§ TASK
Output every line of the data below without changing anything.

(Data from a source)

-- begin --

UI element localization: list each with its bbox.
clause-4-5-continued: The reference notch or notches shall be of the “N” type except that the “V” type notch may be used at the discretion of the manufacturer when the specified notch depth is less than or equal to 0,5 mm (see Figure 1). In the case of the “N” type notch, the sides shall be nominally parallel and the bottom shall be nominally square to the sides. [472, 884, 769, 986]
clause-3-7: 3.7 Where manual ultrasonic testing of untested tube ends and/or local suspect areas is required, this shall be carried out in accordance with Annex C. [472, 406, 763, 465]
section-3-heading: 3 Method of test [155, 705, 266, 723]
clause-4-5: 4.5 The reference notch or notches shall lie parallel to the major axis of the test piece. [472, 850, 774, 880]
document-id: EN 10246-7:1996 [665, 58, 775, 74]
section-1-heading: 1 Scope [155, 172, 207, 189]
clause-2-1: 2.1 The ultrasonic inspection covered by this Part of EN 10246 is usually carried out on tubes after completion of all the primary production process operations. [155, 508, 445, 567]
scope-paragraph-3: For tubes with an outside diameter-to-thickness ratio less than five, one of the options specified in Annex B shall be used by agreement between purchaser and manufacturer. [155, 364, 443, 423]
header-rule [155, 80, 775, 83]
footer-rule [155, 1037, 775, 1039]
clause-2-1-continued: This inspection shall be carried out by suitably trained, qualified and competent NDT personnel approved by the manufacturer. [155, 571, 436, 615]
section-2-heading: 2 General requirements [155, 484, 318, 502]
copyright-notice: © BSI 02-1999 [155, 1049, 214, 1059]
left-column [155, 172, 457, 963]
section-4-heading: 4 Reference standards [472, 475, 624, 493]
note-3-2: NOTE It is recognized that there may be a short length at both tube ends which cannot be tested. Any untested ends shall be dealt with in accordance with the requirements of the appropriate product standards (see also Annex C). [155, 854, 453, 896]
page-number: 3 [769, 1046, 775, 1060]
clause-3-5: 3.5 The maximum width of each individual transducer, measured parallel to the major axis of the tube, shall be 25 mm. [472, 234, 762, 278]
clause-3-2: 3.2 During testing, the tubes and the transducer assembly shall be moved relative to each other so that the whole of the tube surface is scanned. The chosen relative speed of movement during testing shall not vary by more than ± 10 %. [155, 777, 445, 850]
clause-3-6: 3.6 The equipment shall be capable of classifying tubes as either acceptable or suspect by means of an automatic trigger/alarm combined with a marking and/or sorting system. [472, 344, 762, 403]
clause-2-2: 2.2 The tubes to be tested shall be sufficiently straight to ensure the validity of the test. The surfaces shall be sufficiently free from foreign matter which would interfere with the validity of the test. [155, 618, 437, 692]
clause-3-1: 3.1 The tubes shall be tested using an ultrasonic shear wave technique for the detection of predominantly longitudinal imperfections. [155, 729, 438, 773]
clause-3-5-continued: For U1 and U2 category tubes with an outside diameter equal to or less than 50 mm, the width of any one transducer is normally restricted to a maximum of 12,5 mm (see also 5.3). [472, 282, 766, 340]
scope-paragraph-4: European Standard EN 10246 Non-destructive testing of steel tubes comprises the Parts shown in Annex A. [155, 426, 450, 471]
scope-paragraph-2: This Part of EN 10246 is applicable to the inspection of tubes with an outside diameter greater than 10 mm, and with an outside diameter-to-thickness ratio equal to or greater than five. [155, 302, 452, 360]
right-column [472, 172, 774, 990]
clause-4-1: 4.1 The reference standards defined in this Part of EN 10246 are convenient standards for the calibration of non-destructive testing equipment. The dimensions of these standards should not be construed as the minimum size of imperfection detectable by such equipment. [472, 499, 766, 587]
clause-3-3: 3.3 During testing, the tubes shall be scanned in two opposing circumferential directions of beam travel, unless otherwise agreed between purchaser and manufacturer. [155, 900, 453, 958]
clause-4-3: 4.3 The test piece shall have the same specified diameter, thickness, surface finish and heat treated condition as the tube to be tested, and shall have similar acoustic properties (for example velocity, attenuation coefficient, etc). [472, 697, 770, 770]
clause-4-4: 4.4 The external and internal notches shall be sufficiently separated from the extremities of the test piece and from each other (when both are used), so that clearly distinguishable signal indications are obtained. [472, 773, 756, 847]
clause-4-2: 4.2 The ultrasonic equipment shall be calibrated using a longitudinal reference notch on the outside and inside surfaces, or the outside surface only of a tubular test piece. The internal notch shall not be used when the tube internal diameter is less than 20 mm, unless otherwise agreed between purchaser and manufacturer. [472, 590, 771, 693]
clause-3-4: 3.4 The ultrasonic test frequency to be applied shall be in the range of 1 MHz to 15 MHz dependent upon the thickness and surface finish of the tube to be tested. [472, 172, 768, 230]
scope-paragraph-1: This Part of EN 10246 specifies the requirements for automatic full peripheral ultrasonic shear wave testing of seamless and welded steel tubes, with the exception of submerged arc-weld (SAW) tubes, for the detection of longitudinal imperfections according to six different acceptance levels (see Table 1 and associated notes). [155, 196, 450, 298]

-- end --

§ ANSWER FOR THE TASK
UI element localization: list each with its bbox.
clause-4-5-continued: The reference notch or notches shall be of the “N” type except that the “V” type notch may be used at the discretion of the manufacturer when the specified notch depth is less than or equal to 0,5 mm (see Figure 1). In the case of the “N” type notch, the sides shall be nominally parallel and the bottom shall be nominally square to the sides. [472, 884, 769, 986]
clause-3-7: 3.7 Where manual ultrasonic testing of untested tube ends and/or local suspect areas is required, this shall be carried out in accordance with Annex C. [472, 406, 763, 465]
section-3-heading: 3 Method of test [155, 705, 266, 723]
clause-4-5: 4.5 The reference notch or notches shall lie parallel to the major axis of the test piece. [472, 850, 774, 880]
document-id: EN 10246-7:1996 [665, 58, 775, 74]
section-1-heading: 1 Scope [155, 172, 207, 189]
clause-2-1: 2.1 The ultrasonic inspection covered by this Part of EN 10246 is usually carried out on tubes after completion of all the primary production process operations. [155, 508, 445, 567]
scope-paragraph-3: For tubes with an outside diameter-to-thickness ratio less than five, one of the options specified in Annex B shall be used by agreement between purchaser and manufacturer. [155, 364, 443, 423]
header-rule [155, 80, 775, 83]
footer-rule [155, 1037, 775, 1039]
clause-2-1-continued: This inspection shall be carried out by suitably trained, qualified and competent NDT personnel approved by the manufacturer. [155, 571, 436, 615]
section-2-heading: 2 General requirements [155, 484, 318, 502]
copyright-notice: © BSI 02-1999 [155, 1049, 214, 1059]
left-column [155, 172, 457, 963]
section-4-heading: 4 Reference standards [472, 475, 624, 493]
note-3-2: NOTE It is recognized that there may be a short length at both tube ends which cannot be tested. Any untested ends shall be dealt with in accordance with the requirements of the appropriate product standards (see also Annex C). [155, 854, 453, 896]
page-number: 3 [769, 1046, 775, 1060]
clause-3-5: 3.5 The maximum width of each individual transducer, measured parallel to the major axis of the tube, shall be 25 mm. [472, 234, 762, 278]
clause-3-2: 3.2 During testing, the tubes and the transducer assembly shall be moved relative to each other so that the whole of the tube surface is scanned. The chosen relative speed of movement during testing shall not vary by more than ± 10 %. [155, 777, 445, 850]
clause-3-6: 3.6 The equipment shall be capable of classifying tubes as either acceptable or suspect by means of an automatic trigger/alarm combined with a marking and/or sorting system. [472, 344, 762, 403]
clause-2-2: 2.2 The tubes to be tested shall be sufficiently straight to ensure the validity of the test. The surfaces shall be sufficiently free from foreign matter which would interfere with the validity of the test. [155, 618, 437, 692]
clause-3-1: 3.1 The tubes shall be tested using an ultrasonic shear wave technique for the detection of predominantly longitudinal imperfections. [155, 729, 438, 773]
clause-3-5-continued: For U1 and U2 category tubes with an outside diameter equal to or less than 50 mm, the width of any one transducer is normally restricted to a maximum of 12,5 mm (see also 5.3). [472, 282, 766, 340]
scope-paragraph-4: European Standard EN 10246 Non-destructive testing of steel tubes comprises the Parts shown in Annex A. [155, 426, 450, 471]
scope-paragraph-2: This Part of EN 10246 is applicable to the inspection of tubes with an outside diameter greater than 10 mm, and with an outside diameter-to-thickness ratio equal to or greater than five. [155, 302, 452, 360]
right-column [472, 172, 774, 990]
clause-4-1: 4.1 The reference standards defined in this Part of EN 10246 are convenient standards for the calibration of non-destructive testing equipment. The dimensions of these standards should not be construed as the minimum size of imperfection detectable by such equipment. [472, 499, 766, 587]
clause-3-3: 3.3 During testing, the tubes shall be scanned in two opposing circumferential directions of beam travel, unless otherwise agreed between purchaser and manufacturer. [155, 900, 453, 958]
clause-4-3: 4.3 The test piece shall have the same specified diameter, thickness, surface finish and heat treated condition as the tube to be tested, and shall have similar acoustic properties (for example velocity, attenuation coefficient, etc). [472, 697, 770, 770]
clause-4-4: 4.4 The external and internal notches shall be sufficiently separated from the extremities of the test piece and from each other (when both are used), so that clearly distinguishable signal indications are obtained. [472, 773, 756, 847]
clause-4-2: 4.2 The ultrasonic equipment shall be calibrated using a longitudinal reference notch on the outside and inside surfaces, or the outside surface only of a tubular test piece. The internal notch shall not be used when the tube internal diameter is less than 20 mm, unless otherwise agreed between purchaser and manufacturer. [472, 590, 771, 693]
clause-3-4: 3.4 The ultrasonic test frequency to be applied shall be in the range of 1 MHz to 15 MHz dependent upon the thickness and surface finish of the tube to be tested. [472, 172, 768, 230]
scope-paragraph-1: This Part of EN 10246 specifies the requirements for automatic full peripheral ultrasonic shear wave testing of seamless and welded steel tubes, with the exception of submerged arc-weld (SAW) tubes, for the detection of longitudinal imperfections according to six different acceptance levels (see Table 1 and associated notes). [155, 196, 450, 298]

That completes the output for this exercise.